▶ **Written problem**
Every line below should be repeated exactly.

___ Dataset rows

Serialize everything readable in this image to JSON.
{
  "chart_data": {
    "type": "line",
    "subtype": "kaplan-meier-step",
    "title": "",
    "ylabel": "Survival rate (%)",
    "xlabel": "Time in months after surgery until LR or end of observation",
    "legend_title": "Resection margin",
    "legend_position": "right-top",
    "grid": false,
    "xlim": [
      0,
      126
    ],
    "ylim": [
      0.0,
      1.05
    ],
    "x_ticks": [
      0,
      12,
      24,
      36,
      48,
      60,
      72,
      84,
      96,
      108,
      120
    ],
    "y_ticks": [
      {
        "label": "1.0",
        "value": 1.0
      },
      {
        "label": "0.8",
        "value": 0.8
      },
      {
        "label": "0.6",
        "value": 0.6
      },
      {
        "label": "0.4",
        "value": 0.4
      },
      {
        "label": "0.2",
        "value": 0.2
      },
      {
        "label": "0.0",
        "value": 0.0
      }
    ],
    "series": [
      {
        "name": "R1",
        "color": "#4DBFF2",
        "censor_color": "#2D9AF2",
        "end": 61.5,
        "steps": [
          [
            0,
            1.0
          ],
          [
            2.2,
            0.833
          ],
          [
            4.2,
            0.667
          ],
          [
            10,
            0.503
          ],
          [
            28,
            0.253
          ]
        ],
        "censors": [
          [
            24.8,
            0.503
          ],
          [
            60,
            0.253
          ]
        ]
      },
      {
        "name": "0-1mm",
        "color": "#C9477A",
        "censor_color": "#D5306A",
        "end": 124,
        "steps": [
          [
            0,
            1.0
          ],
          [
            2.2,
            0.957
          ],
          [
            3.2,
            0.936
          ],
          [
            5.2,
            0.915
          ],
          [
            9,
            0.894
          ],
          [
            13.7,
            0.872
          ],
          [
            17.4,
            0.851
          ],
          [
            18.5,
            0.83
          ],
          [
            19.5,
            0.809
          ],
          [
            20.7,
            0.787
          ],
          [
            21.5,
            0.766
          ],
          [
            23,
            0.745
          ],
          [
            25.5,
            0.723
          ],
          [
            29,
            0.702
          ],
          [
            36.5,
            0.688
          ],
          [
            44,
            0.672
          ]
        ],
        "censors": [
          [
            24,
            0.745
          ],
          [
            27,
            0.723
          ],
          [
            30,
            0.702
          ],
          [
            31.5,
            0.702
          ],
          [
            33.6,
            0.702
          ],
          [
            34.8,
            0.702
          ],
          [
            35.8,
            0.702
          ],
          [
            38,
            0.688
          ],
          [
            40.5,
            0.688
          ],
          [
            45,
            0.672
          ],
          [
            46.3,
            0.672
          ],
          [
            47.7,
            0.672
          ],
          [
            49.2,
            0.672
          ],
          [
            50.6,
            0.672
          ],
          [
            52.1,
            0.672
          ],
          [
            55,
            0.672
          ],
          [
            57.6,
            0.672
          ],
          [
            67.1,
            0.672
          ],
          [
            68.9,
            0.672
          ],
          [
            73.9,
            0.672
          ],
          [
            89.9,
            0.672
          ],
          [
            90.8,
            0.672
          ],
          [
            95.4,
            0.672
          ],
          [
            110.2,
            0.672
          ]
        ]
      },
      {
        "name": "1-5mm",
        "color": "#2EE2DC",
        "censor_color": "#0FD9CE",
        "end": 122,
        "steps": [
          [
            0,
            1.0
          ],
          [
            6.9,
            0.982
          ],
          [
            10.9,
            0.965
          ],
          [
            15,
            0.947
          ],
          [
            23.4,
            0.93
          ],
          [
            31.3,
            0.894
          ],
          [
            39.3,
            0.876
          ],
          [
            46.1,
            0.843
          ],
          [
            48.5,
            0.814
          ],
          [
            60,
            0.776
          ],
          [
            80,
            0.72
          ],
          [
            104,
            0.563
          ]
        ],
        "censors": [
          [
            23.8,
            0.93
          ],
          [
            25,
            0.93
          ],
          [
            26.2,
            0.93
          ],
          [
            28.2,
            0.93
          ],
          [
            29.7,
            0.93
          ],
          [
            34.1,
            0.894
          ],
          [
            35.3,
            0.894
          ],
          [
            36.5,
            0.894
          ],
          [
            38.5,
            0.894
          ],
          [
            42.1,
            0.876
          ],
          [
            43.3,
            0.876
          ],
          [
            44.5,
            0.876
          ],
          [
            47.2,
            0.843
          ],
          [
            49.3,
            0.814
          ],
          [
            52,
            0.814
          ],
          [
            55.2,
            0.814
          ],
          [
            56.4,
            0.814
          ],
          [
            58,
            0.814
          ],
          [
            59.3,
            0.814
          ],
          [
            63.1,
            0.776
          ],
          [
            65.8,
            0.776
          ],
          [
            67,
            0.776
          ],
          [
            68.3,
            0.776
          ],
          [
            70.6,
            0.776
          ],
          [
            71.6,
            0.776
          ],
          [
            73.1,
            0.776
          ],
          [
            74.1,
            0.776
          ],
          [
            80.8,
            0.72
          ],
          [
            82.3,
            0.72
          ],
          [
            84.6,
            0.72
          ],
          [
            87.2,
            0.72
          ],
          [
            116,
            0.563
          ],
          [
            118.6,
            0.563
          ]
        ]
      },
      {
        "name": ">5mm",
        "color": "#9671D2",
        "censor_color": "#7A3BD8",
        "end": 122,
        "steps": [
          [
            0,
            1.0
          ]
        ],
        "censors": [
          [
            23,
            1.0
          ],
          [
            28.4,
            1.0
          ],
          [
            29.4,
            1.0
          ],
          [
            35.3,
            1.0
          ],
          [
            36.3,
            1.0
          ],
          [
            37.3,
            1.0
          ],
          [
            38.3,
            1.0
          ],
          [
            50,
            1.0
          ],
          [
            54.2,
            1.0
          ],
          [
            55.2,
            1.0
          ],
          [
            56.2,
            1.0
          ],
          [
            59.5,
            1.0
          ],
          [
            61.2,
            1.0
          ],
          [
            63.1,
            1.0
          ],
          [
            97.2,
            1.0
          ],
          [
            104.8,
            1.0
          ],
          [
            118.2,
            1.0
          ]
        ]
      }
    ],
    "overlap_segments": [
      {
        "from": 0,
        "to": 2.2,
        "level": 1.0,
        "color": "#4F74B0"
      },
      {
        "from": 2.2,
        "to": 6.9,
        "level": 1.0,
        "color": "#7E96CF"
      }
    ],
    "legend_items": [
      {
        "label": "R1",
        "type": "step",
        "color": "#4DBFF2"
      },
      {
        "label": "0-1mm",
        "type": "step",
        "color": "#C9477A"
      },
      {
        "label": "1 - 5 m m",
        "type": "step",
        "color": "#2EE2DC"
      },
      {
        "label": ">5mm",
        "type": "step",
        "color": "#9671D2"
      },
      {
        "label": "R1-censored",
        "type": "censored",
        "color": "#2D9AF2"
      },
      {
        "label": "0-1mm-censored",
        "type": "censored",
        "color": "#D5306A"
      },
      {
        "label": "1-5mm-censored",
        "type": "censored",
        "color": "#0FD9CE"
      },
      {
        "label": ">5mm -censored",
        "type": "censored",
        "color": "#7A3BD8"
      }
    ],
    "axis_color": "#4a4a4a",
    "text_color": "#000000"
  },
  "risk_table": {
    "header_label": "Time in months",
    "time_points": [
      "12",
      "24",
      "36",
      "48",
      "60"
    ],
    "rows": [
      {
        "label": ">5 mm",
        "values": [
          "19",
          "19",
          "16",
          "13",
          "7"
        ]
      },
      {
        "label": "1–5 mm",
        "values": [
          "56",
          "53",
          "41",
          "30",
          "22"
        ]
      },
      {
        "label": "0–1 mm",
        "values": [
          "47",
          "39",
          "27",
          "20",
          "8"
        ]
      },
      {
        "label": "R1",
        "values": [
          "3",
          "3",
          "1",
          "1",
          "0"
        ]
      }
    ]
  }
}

______

▶ **Expected answer**
Serialize everything readable in this image to JSON.
{
  "chart_data": {
    "type": "line",
    "subtype": "kaplan-meier-step",
    "title": "",
    "ylabel": "Survival rate (%)",
    "xlabel": "Time in months after surgery until LR or end of observation",
    "legend_title": "Resection margin",
    "legend_position": "right-top",
    "grid": false,
    "xlim": [
      0,
      126
    ],
    "ylim": [
      0.0,
      1.05
    ],
    "x_ticks": [
      0,
      12,
      24,
      36,
      48,
      60,
      72,
      84,
      96,
      108,
      120
    ],
    "y_ticks": [
      {
        "label": "1.0",
        "value": 1.0
      },
      {
        "label": "0.8",
        "value": 0.8
      },
      {
        "label": "0.6",
        "value": 0.6
      },
      {
        "label": "0.4",
        "value": 0.4
      },
      {
        "label": "0.2",
        "value": 0.2
      },
      {
        "label": "0.0",
        "value": 0.0
      }
    ],
    "series": [
      {
        "name": "R1",
        "color": "#4DBFF2",
        "censor_color": "#2D9AF2",
        "end": 61.5,
        "steps": [
          [
            0,
            1.0
          ],
          [
            2.2,
            0.833
          ],
          [
            4.2,
            0.667
          ],
          [
            10,
            0.503
          ],
          [
            28,
            0.253
          ]
        ],
        "censors": [
          [
            24.8,
            0.503
          ],
          [
            60,
            0.253
          ]
        ]
      },
      {
        "name": "0-1mm",
        "color": "#C9477A",
        "censor_color": "#D5306A",
        "end": 124,
        "steps": [
          [
            0,
            1.0
          ],
          [
            2.2,
            0.957
          ],
          [
            3.2,
            0.936
          ],
          [
            5.2,
            0.915
          ],
          [
            9,
            0.894
          ],
          [
            13.7,
            0.872
          ],
          [
            17.4,
            0.851
          ],
          [
            18.5,
            0.83
          ],
          [
            19.5,
            0.809
          ],
          [
            20.7,
            0.787
          ],
          [
            21.5,
            0.766
          ],
          [
            23,
            0.745
          ],
          [
            25.5,
            0.723
          ],
          [
            29,
            0.702
          ],
          [
            36.5,
            0.688
          ],
          [
            44,
            0.672
          ]
        ],
        "censors": [
          [
            24,
            0.745
          ],
          [
            27,
            0.723
          ],
          [
            30,
            0.702
          ],
          [
            31.5,
            0.702
          ],
          [
            33.6,
            0.702
          ],
          [
            34.8,
            0.702
          ],
          [
            35.8,
            0.702
          ],
          [
            38,
            0.688
          ],
          [
            40.5,
            0.688
          ],
          [
            45,
            0.672
          ],
          [
            46.3,
            0.672
          ],
          [
            47.7,
            0.672
          ],
          [
            49.2,
            0.672
          ],
          [
            50.6,
            0.672
          ],
          [
            52.1,
            0.672
          ],
          [
            55,
            0.672
          ],
          [
            57.6,
            0.672
          ],
          [
            67.1,
            0.672
          ],
          [
            68.9,
            0.672
          ],
          [
            73.9,
            0.672
          ],
          [
            89.9,
            0.672
          ],
          [
            90.8,
            0.672
          ],
          [
            95.4,
            0.672
          ],
          [
            110.2,
            0.672
          ]
        ]
      },
      {
        "name": "1-5mm",
        "color": "#2EE2DC",
        "censor_color": "#0FD9CE",
        "end": 122,
        "steps": [
          [
            0,
            1.0
          ],
          [
            6.9,
            0.982
          ],
          [
            10.9,
            0.965
          ],
          [
            15,
            0.947
          ],
          [
            23.4,
            0.93
          ],
          [
            31.3,
            0.894
          ],
          [
            39.3,
            0.876
          ],
          [
            46.1,
            0.843
          ],
          [
            48.5,
            0.814
          ],
          [
            60,
            0.776
          ],
          [
            80,
            0.72
          ],
          [
            104,
            0.563
          ]
        ],
        "censors": [
          [
            23.8,
            0.93
          ],
          [
            25,
            0.93
          ],
          [
            26.2,
            0.93
          ],
          [
            28.2,
            0.93
          ],
          [
            29.7,
            0.93
          ],
          [
            34.1,
            0.894
          ],
          [
            35.3,
            0.894
          ],
          [
            36.5,
            0.894
          ],
          [
            38.5,
            0.894
          ],
          [
            42.1,
            0.876
          ],
          [
            43.3,
            0.876
          ],
          [
            44.5,
            0.876
          ],
          [
            47.2,
            0.843
          ],
          [
            49.3,
            0.814
          ],
          [
            52,
            0.814
          ],
          [
            55.2,
            0.814
          ],
          [
            56.4,
            0.814
          ],
          [
            58,
            0.814
          ],
          [
            59.3,
            0.814
          ],
          [
            63.1,
            0.776
          ],
          [
            65.8,
            0.776
          ],
          [
            67,
            0.776
          ],
          [
            68.3,
            0.776
          ],
          [
            70.6,
            0.776
          ],
          [
            71.6,
            0.776
          ],
          [
            73.1,
            0.776
          ],
          [
            74.1,
            0.776
          ],
          [
            80.8,
            0.72
          ],
          [
            82.3,
            0.72
          ],
          [
            84.6,
            0.72
          ],
          [
            87.2,
            0.72
          ],
          [
            116,
            0.563
          ],
          [
            118.6,
            0.563
          ]
        ]
      },
      {
        "name": ">5mm",
        "color": "#9671D2",
        "censor_color": "#7A3BD8",
        "end": 122,
        "steps": [
          [
            0,
            1.0
          ]
        ],
        "censors": [
          [
            23,
            1.0
          ],
          [
            28.4,
            1.0
          ],
          [
            29.4,
            1.0
          ],
          [
            35.3,
            1.0
          ],
          [
            36.3,
            1.0
          ],
          [
            37.3,
            1.0
          ],
          [
            38.3,
            1.0
          ],
          [
            50,
            1.0
          ],
          [
            54.2,
            1.0
          ],
          [
            55.2,
            1.0
          ],
          [
            56.2,
            1.0
          ],
          [
            59.5,
            1.0
          ],
          [
            61.2,
            1.0
          ],
          [
            63.1,
            1.0
          ],
          [
            97.2,
            1.0
          ],
          [
            104.8,
            1.0
          ],
          [
            118.2,
            1.0
          ]
        ]
      }
    ],
    "overlap_segments": [
      {
        "from": 0,
        "to": 2.2,
        "level": 1.0,
        "color": "#4F74B0"
      },
      {
        "from": 2.2,
        "to": 6.9,
        "level": 1.0,
        "color": "#7E96CF"
      }
    ],
    "legend_items": [
      {
        "label": "R1",
        "type": "step",
        "color": "#4DBFF2"
      },
      {
        "label": "0-1mm",
        "type": "step",
        "color": "#C9477A"
      },
      {
        "label": "1 - 5 m m",
        "type": "step",
        "color": "#2EE2DC"
      },
      {
        "label": ">5mm",
        "type": "step",
        "color": "#9671D2"
      },
      {
        "label": "R1-censored",
        "type": "censored",
        "color": "#2D9AF2"
      },
      {
        "label": "0-1mm-censored",
        "type": "censored",
        "color": "#D5306A"
      },
      {
        "label": "1-5mm-censored",
        "type": "censored",
        "color": "#0FD9CE"
      },
      {
        "label": ">5mm -censored",
        "type": "censored",
        "color": "#7A3BD8"
      }
    ],
    "axis_color": "#4a4a4a",
    "text_color": "#000000"
  },
  "risk_table": {
    "header_label": "Time in months",
    "time_points": [
      "12",
      "24",
      "36",
      "48",
      "60"
    ],
    "rows": [
      {
        "label": ">5 mm",
        "values": [
          "19",
          "19",
          "16",
          "13",
          "7"
        ]
      },
      {
        "label": "1–5 mm",
        "values": [
          "56",
          "53",
          "41",
          "30",
          "22"
        ]
      },
      {
        "label": "0–1 mm",
        "values": [
          "47",
          "39",
          "27",
          "20",
          "8"
        ]
      },
      {
        "label": "R1",
        "values": [
          "3",
          "3",
          "1",
          "1",
          "0"
        ]
      }
    ]
  }
}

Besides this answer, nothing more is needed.